-- Begin Given information --
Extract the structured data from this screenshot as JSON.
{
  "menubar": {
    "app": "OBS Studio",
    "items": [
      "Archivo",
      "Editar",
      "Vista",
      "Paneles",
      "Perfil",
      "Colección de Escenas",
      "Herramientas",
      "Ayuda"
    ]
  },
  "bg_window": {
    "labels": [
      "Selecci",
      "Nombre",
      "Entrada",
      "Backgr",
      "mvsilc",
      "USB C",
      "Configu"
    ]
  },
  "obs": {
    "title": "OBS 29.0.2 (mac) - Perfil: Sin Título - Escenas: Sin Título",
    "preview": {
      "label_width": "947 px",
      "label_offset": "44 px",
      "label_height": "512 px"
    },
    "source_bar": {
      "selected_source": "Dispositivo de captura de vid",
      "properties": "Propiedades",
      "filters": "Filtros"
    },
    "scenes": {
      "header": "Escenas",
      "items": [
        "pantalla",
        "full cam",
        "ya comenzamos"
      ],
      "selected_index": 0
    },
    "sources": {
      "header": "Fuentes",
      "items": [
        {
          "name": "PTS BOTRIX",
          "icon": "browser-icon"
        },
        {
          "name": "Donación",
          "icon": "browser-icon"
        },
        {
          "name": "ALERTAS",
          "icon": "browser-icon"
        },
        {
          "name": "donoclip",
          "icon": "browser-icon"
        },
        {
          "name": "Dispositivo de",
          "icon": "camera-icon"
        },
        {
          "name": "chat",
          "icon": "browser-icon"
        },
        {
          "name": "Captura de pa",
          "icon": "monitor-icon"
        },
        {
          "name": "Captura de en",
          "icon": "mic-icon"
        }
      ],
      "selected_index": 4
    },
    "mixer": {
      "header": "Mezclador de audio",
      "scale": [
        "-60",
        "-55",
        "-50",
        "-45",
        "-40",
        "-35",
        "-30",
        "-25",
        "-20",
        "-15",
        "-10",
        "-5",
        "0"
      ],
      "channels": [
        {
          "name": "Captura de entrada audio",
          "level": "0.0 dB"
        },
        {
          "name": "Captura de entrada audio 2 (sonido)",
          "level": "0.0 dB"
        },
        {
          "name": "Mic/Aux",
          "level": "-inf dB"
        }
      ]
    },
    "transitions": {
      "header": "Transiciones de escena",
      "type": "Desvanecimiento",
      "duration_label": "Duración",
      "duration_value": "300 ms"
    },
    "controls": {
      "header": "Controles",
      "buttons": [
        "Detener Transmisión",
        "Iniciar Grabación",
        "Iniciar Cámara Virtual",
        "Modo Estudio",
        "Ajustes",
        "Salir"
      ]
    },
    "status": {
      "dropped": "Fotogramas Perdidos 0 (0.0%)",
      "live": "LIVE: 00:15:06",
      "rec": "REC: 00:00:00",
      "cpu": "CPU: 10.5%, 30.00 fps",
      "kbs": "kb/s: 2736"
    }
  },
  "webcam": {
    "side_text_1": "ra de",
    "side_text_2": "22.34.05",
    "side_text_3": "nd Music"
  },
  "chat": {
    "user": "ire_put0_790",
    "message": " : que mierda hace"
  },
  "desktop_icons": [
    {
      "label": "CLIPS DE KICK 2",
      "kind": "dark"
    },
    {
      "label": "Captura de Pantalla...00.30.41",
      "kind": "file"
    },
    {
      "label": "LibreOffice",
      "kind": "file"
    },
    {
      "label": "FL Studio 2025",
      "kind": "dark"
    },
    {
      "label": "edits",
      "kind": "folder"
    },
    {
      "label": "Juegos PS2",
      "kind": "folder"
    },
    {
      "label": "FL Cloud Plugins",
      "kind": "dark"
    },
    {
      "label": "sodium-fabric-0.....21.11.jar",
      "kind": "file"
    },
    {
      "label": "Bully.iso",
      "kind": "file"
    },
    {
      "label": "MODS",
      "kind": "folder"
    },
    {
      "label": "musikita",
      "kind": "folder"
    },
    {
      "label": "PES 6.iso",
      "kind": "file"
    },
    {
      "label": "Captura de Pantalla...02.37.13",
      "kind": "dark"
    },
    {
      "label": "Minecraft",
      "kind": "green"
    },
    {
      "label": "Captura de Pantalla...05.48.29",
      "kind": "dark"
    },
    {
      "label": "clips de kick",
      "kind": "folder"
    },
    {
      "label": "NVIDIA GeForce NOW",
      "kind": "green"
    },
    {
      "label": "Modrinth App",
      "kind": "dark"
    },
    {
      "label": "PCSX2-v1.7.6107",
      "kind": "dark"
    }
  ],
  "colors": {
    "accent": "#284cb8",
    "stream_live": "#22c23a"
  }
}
-- End Given information --
Work to do » Your task is to repeat each line of the material exactly.

Exercise output »
Extract the structured data from this screenshot as JSON.
{
  "menubar": {
    "app": "OBS Studio",
    "items": [
      "Archivo",
      "Editar",
      "Vista",
      "Paneles",
      "Perfil",
      "Colección de Escenas",
      "Herramientas",
      "Ayuda"
    ]
  },
  "bg_window": {
    "labels": [
      "Selecci",
      "Nombre",
      "Entrada",
      "Backgr",
      "mvsilc",
      "USB C",
      "Configu"
    ]
  },
  "obs": {
    "title": "OBS 29.0.2 (mac) - Perfil: Sin Título - Escenas: Sin Título",
    "preview": {
      "label_width": "947 px",
      "label_offset": "44 px",
      "label_height": "512 px"
    },
    "source_bar": {
      "selected_source": "Dispositivo de captura de vid",
      "properties": "Propiedades",
      "filters": "Filtros"
    },
    "scenes": {
      "header": "Escenas",
      "items": [
        "pantalla",
        "full cam",
        "ya comenzamos"
      ],
      "selected_index": 0
    },
    "sources": {
      "header": "Fuentes",
      "items": [
        {
          "name": "PTS BOTRIX",
          "icon": "browser-icon"
        },
        {
          "name": "Donación",
          "icon": "browser-icon"
        },
        {
          "name": "ALERTAS",
          "icon": "browser-icon"
        },
        {
          "name": "donoclip",
          "icon": "browser-icon"
        },
        {
          "name": "Dispositivo de",
          "icon": "camera-icon"
        },
        {
          "name": "chat",
          "icon": "browser-icon"
        },
        {
          "name": "Captura de pa",
          "icon": "monitor-icon"
        },
        {
          "name": "Captura de en",
          "icon": "mic-icon"
        }
      ],
      "selected_index": 4
    },
    "mixer": {
      "header": "Mezclador de audio",
      "scale": [
        "-60",
        "-55",
        "-50",
        "-45",
        "-40",
        "-35",
        "-30",
        "-25",
        "-20",
        "-15",
        "-10",
        "-5",
        "0"
      ],
      "channels": [
        {
          "name": "Captura de entrada audio",
          "level": "0.0 dB"
        },
        {
          "name": "Captura de entrada audio 2 (sonido)",
          "level": "0.0 dB"
        },
        {
          "name": "Mic/Aux",
          "level": "-inf dB"
        }
      ]
    },
    "transitions": {
      "header": "Transiciones de escena",
      "type": "Desvanecimiento",
      "duration_label": "Duración",
      "duration_value": "300 ms"
    },
    "controls": {
      "header": "Controles",
      "buttons": [
        "Detener Transmisión",
        "Iniciar Grabación",
        "Iniciar Cámara Virtual",
        "Modo Estudio",
        "Ajustes",
        "Salir"
      ]
    },
    "status": {
      "dropped": "Fotogramas Perdidos 0 (0.0%)",
      "live": "LIVE: 00:15:06",
      "rec": "REC: 00:00:00",
      "cpu": "CPU: 10.5%, 30.00 fps",
      "kbs": "kb/s: 2736"
    }
  },
  "webcam": {
    "side_text_1": "ra de",
    "side_text_2": "22.34.05",
    "side_text_3": "nd Music"
  },
  "chat": {
    "user": "ire_put0_790",
    "message": " : que mierda hace"
  },
  "desktop_icons": [
    {
      "label": "CLIPS DE KICK 2",
      "kind": "dark"
    },
    {
      "label": "Captura de Pantalla...00.30.41",
      "kind": "file"
    },
    {
      "label": "LibreOffice",
      "kind": "file"
    },
    {
      "label": "FL Studio 2025",
      "kind": "dark"
    },
    {
      "label": "edits",
      "kind": "folder"
    },
    {
      "label": "Juegos PS2",
      "kind": "folder"
    },
    {
      "label": "FL Cloud Plugins",
      "kind": "dark"
    },
    {
      "label": "sodium-fabric-0.....21.11.jar",
      "kind": "file"
    },
    {
      "label": "Bully.iso",
      "kind": "file"
    },
    {
      "label": "MODS",
      "kind": "folder"
    },
    {
      "label": "musikita",
      "kind": "folder"
    },
    {
      "label": "PES 6.iso",
      "kind": "file"
    },
    {
      "label": "Captura de Pantalla...02.37.13",
      "kind": "dark"
    },
    {
      "label": "Minecraft",
      "kind": "green"
    },
    {
      "label": "Captura de Pantalla...05.48.29",
      "kind": "dark"
    },
    {
      "label": "clips de kick",
      "kind": "folder"
    },
    {
      "label": "NVIDIA GeForce NOW",
      "kind": "green"
    },
    {
      "label": "Modrinth App",
      "kind": "dark"
    },
    {
      "label": "PCSX2-v1.7.6107",
      "kind": "dark"
    }
  ],
  "colors": {
    "accent": "#284cb8",
    "stream_live": "#22c23a"
  }
}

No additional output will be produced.